■ **GOAL**: Return every line of the material exactly.

-- Start of MATERIAL SUPPLIED --

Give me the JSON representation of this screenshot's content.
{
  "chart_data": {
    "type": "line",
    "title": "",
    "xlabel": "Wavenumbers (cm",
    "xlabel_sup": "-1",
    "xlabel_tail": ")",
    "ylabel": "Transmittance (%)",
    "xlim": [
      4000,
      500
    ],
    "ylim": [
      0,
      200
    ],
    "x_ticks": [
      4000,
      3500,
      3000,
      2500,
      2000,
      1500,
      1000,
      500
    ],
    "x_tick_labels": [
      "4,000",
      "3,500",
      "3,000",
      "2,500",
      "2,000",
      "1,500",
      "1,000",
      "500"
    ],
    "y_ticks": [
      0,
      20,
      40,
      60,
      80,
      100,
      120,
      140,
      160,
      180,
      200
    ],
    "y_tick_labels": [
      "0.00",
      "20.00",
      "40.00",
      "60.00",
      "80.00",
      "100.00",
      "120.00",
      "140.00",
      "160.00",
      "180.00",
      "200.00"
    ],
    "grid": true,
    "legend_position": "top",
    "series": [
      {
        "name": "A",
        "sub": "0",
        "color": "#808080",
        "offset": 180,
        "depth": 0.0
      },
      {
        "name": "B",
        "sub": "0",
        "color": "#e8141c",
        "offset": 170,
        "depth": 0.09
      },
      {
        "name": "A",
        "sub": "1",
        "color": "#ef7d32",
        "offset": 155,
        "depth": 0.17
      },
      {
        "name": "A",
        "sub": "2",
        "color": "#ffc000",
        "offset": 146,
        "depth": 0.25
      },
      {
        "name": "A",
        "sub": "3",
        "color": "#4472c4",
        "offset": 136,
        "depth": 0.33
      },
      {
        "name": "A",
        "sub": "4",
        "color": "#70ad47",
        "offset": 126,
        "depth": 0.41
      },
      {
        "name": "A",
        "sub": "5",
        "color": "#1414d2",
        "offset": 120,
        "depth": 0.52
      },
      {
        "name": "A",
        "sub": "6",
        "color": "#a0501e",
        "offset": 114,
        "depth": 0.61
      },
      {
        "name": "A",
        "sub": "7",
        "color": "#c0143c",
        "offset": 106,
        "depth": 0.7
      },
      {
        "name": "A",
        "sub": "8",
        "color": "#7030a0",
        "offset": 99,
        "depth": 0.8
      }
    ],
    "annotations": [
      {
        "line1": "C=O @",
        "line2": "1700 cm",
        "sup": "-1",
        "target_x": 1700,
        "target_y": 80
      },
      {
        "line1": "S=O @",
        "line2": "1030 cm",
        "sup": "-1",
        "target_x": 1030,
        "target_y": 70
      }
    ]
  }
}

-- End of MATERIAL SUPPLIED --

■ **TASK SOLUTION**:
Give me the JSON representation of this screenshot's content.
{
  "chart_data": {
    "type": "line",
    "title": "",
    "xlabel": "Wavenumbers (cm",
    "xlabel_sup": "-1",
    "xlabel_tail": ")",
    "ylabel": "Transmittance (%)",
    "xlim": [
      4000,
      500
    ],
    "ylim": [
      0,
      200
    ],
    "x_ticks": [
      4000,
      3500,
      3000,
      2500,
      2000,
      1500,
      1000,
      500
    ],
    "x_tick_labels": [
      "4,000",
      "3,500",
      "3,000",
      "2,500",
      "2,000",
      "1,500",
      "1,000",
      "500"
    ],
    "y_ticks": [
      0,
      20,
      40,
      60,
      80,
      100,
      120,
      140,
      160,
      180,
      200
    ],
    "y_tick_labels": [
      "0.00",
      "20.00",
      "40.00",
      "60.00",
      "80.00",
      "100.00",
      "120.00",
      "140.00",
      "160.00",
      "180.00",
      "200.00"
    ],
    "grid": true,
    "legend_position": "top",
    "series": [
      {
        "name": "A",
        "sub": "0",
        "color": "#808080",
        "offset": 180,
        "depth": 0.0
      },
      {
        "name": "B",
        "sub": "0",
        "color": "#e8141c",
        "offset": 170,
        "depth": 0.09
      },
      {
        "name": "A",
        "sub": "1",
        "color": "#ef7d32",
        "offset": 155,
        "depth": 0.17
      },
      {
        "name": "A",
        "sub": "2",
        "color": "#ffc000",
        "offset": 146,
        "depth": 0.25
      },
      {
        "name": "A",
        "sub": "3",
        "color": "#4472c4",
        "offset": 136,
        "depth": 0.33
      },
      {
        "name": "A",
        "sub": "4",
        "color": "#70ad47",
        "offset": 126,
        "depth": 0.41
      },
      {
        "name": "A",
        "sub": "5",
        "color": "#1414d2",
        "offset": 120,
        "depth": 0.52
      },
      {
        "name": "A",
        "sub": "6",
        "color": "#a0501e",
        "offset": 114,
        "depth": 0.61
      },
      {
        "name": "A",
        "sub": "7",
        "color": "#c0143c",
        "offset": 106,
        "depth": 0.7
      },
      {
        "name": "A",
        "sub": "8",
        "color": "#7030a0",
        "offset": 99,
        "depth": 0.8
      }
    ],
    "annotations": [
      {
        "line1": "C=O @",
        "line2": "1700 cm",
        "sup": "-1",
        "target_x": 1700,
        "target_y": 80
      },
      {
        "line1": "S=O @",
        "line2": "1030 cm",
        "sup": "-1",
        "target_x": 1030,
        "target_y": 70
      }
    ]
  }
}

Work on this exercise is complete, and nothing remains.